- **Task prompt**:
Could you repeat the records below exactly, leaving out any pictures?

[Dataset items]

(begin)

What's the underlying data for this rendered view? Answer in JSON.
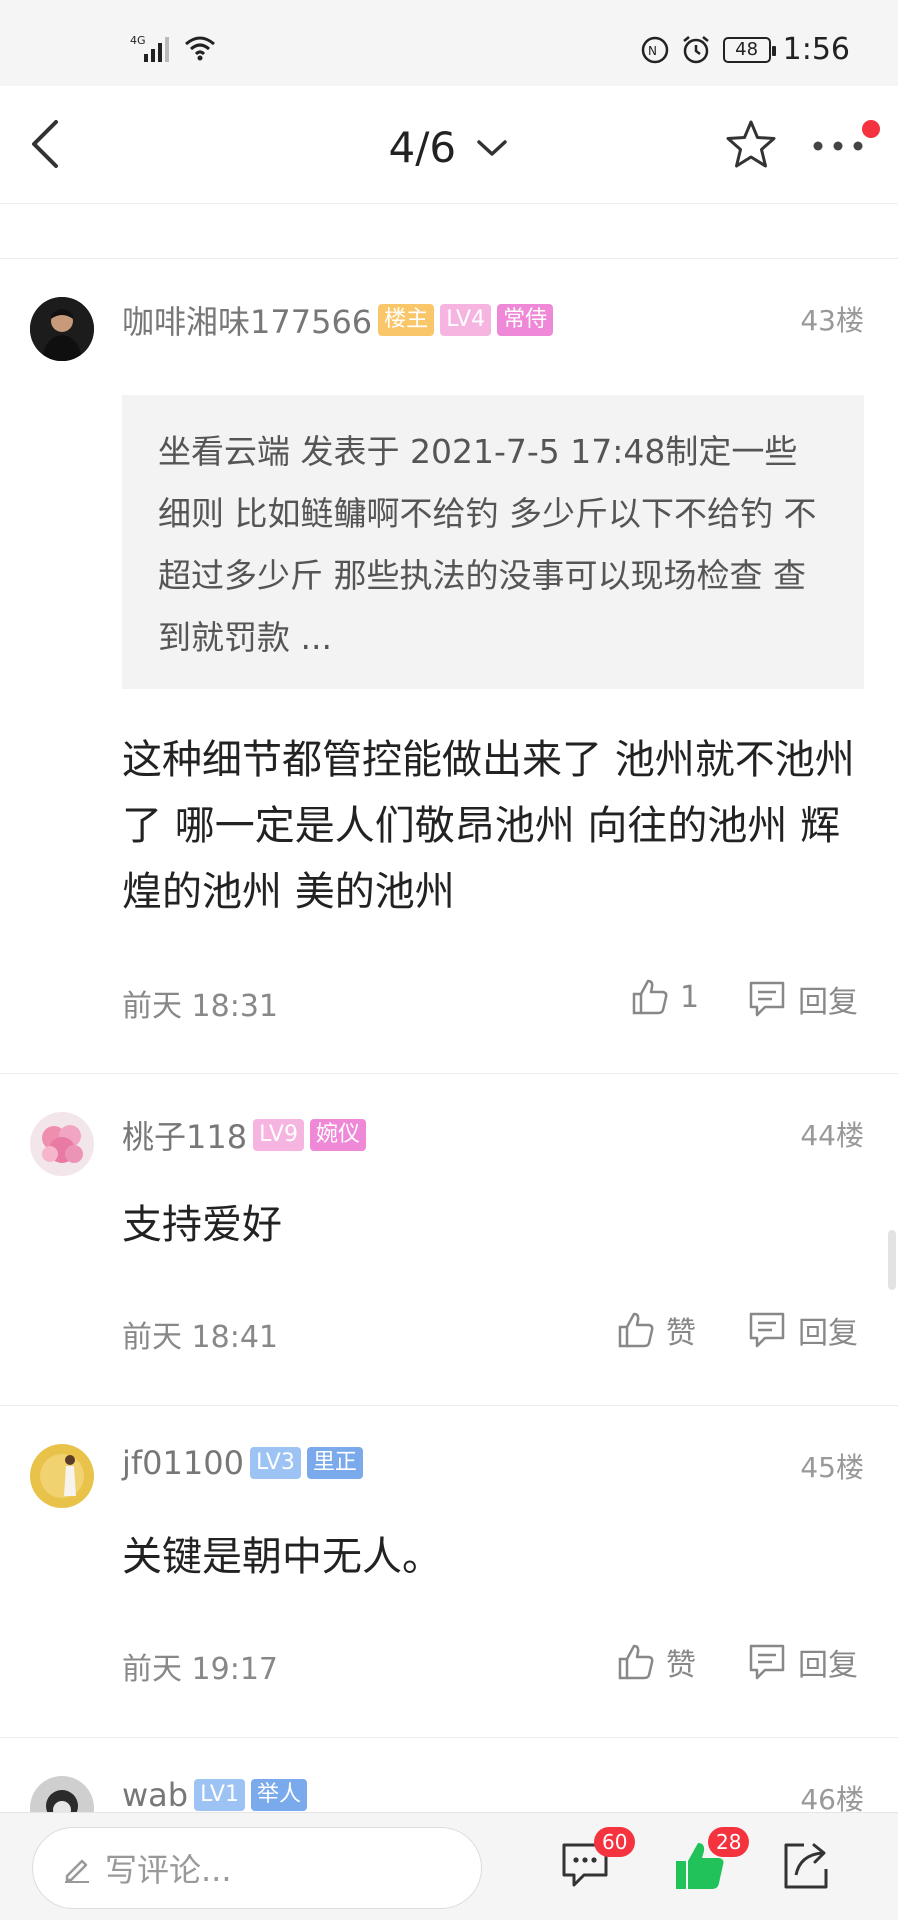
{
  "status_bar": {
    "network": "4G",
    "battery": "48",
    "time": "1:56"
  },
  "nav": {
    "page_indicator": "4/6"
  },
  "posts": [
    {
      "username": "咖啡湘味177566",
      "badges": [
        "楼主",
        "LV4",
        "常侍"
      ],
      "floor": "43楼",
      "quote": "坐看云端 发表于 2021-7-5 17:48制定一些细则 比如鲢鳙啊不给钓  多少斤以下不给钓  不超过多少斤  那些执法的没事可以现场检查 查到就罚款 ...",
      "content": "这种细节都管控能做出来了 池州就不池州了 哪一定是人们敬昂池州  向往的池州 辉煌的池州 美的池州",
      "time": "前天 18:31",
      "like_label": "1",
      "reply_label": "回复"
    },
    {
      "username": "桃子118",
      "badges": [
        "LV9",
        "婉仪"
      ],
      "floor": "44楼",
      "content": "支持爱好",
      "time": "前天 18:41",
      "like_label": "赞",
      "reply_label": "回复"
    },
    {
      "username": "jf01100",
      "badges": [
        "LV3",
        "里正"
      ],
      "floor": "45楼",
      "content": "关键是朝中无人。",
      "time": "前天 19:17",
      "like_label": "赞",
      "reply_label": "回复"
    },
    {
      "username": "wab",
      "badges": [
        "LV1",
        "举人"
      ],
      "floor": "46楼"
    }
  ],
  "bottom_bar": {
    "comment_placeholder": "写评论...",
    "comment_count": "60",
    "like_count": "28"
  },
  "colors": {
    "badge_orange": "#f9c66a",
    "badge_pink": "#f6b4e0",
    "badge_magenta": "#ee88d7",
    "badge_blue": "#9cc3f3",
    "like_green": "#21c25a",
    "notification_red": "#f5333f"
  }
}
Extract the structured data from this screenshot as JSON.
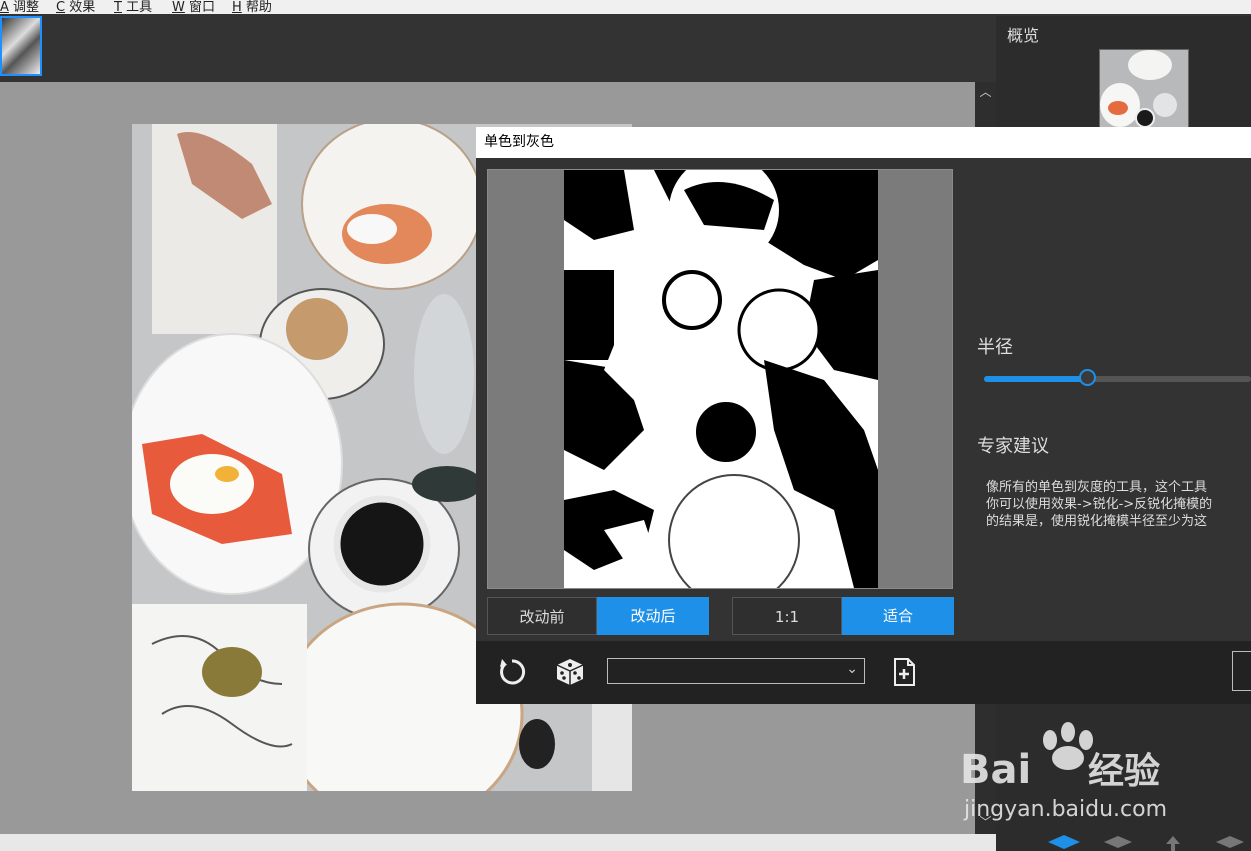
{
  "menu": [
    {
      "key": "A",
      "label": "调整"
    },
    {
      "key": "C",
      "label": "效果"
    },
    {
      "key": "T",
      "label": "工具"
    },
    {
      "key": "W",
      "label": "窗口"
    },
    {
      "key": "H",
      "label": "帮助"
    }
  ],
  "overview": {
    "title": "概览"
  },
  "dialog": {
    "title": "单色到灰色",
    "view_toggle": {
      "before": "改动前",
      "after": "改动后",
      "selected": "after"
    },
    "zoom_toggle": {
      "one_to_one": "1:1",
      "fit": "适合",
      "selected": "fit"
    },
    "radius_label": "半径",
    "radius_slider_fraction": 0.39,
    "advice_title": "专家建议",
    "advice_lines": [
      "像所有的单色到灰度的工具，这个工具",
      "你可以使用效果->锐化->反锐化掩模的",
      "的结果是，使用锐化掩模半径至少为这"
    ],
    "toolbar": {
      "reset_icon": "reset-icon",
      "random_icon": "dice-icon",
      "preset_value": "",
      "new_preset_icon": "new-file-icon"
    }
  },
  "watermark": {
    "brand": "Bai",
    "brand2": "du",
    "text": "经验",
    "url": "jingyan.baidu.com"
  },
  "colors": {
    "accent": "#1e90e8",
    "panel": "#333333",
    "canvas": "#999999"
  }
}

(end)

- **Response to the task**:
What's the underlying data for this rendered view? Answer in JSON.
{
  "status_bar": {
    "network": "4G",
    "battery": "48",
    "time": "1:56"
  },
  "nav": {
    "page_indicator": "4/6"
  },
  "posts": [
    {
      "username": "咖啡湘味177566",
      "badges": [
        "楼主",
        "LV4",
        "常侍"
      ],
      "floor": "43楼",
      "quote": "坐看云端 发表于 2021-7-5 17:48制定一些细则 比如鲢鳙啊不给钓  多少斤以下不给钓  不超过多少斤  那些执法的没事可以现场检查 查到就罚款 ...",
      "content": "这种细节都管控能做出来了 池州就不池州了 哪一定是人们敬昂池州  向往的池州 辉煌的池州 美的池州",
      "time": "前天 18:31",
      "like_label": "1",
      "reply_label": "回复"
    },
    {
      "username": "桃子118",
      "badges": [
        "LV9",
        "婉仪"
      ],
      "floor": "44楼",
      "content": "支持爱好",
      "time": "前天 18:41",
      "like_label": "赞",
      "reply_label": "回复"
    },
    {
      "username": "jf01100",
      "badges": [
        "LV3",
        "里正"
      ],
      "floor": "45楼",
      "content": "关键是朝中无人。",
      "time": "前天 19:17",
      "like_label": "赞",
      "reply_label": "回复"
    },
    {
      "username": "wab",
      "badges": [
        "LV1",
        "举人"
      ],
      "floor": "46楼"
    }
  ],
  "bottom_bar": {
    "comment_placeholder": "写评论...",
    "comment_count": "60",
    "like_count": "28"
  },
  "colors": {
    "badge_orange": "#f9c66a",
    "badge_pink": "#f6b4e0",
    "badge_magenta": "#ee88d7",
    "badge_blue": "#9cc3f3",
    "like_green": "#21c25a",
    "notification_red": "#f5333f"
  }
}
Extract the structured data from this screenshot as JSON.
{
  "menu": [
    {
      "key": "A",
      "label": "调整"
    },
    {
      "key": "C",
      "label": "效果"
    },
    {
      "key": "T",
      "label": "工具"
    },
    {
      "key": "W",
      "label": "窗口"
    },
    {
      "key": "H",
      "label": "帮助"
    }
  ],
  "overview": {
    "title": "概览"
  },
  "dialog": {
    "title": "单色到灰色",
    "view_toggle": {
      "before": "改动前",
      "after": "改动后",
      "selected": "after"
    },
    "zoom_toggle": {
      "one_to_one": "1:1",
      "fit": "适合",
      "selected": "fit"
    },
    "radius_label": "半径",
    "radius_slider_fraction": 0.39,
    "advice_title": "专家建议",
    "advice_lines": [
      "像所有的单色到灰度的工具，这个工具",
      "你可以使用效果->锐化->反锐化掩模的",
      "的结果是，使用锐化掩模半径至少为这"
    ],
    "toolbar": {
      "reset_icon": "reset-icon",
      "random_icon": "dice-icon",
      "preset_value": "",
      "new_preset_icon": "new-file-icon"
    }
  },
  "watermark": {
    "brand": "Bai",
    "brand2": "du",
    "text": "经验",
    "url": "jingyan.baidu.com"
  },
  "colors": {
    "accent": "#1e90e8",
    "panel": "#333333",
    "canvas": "#999999"
  }
}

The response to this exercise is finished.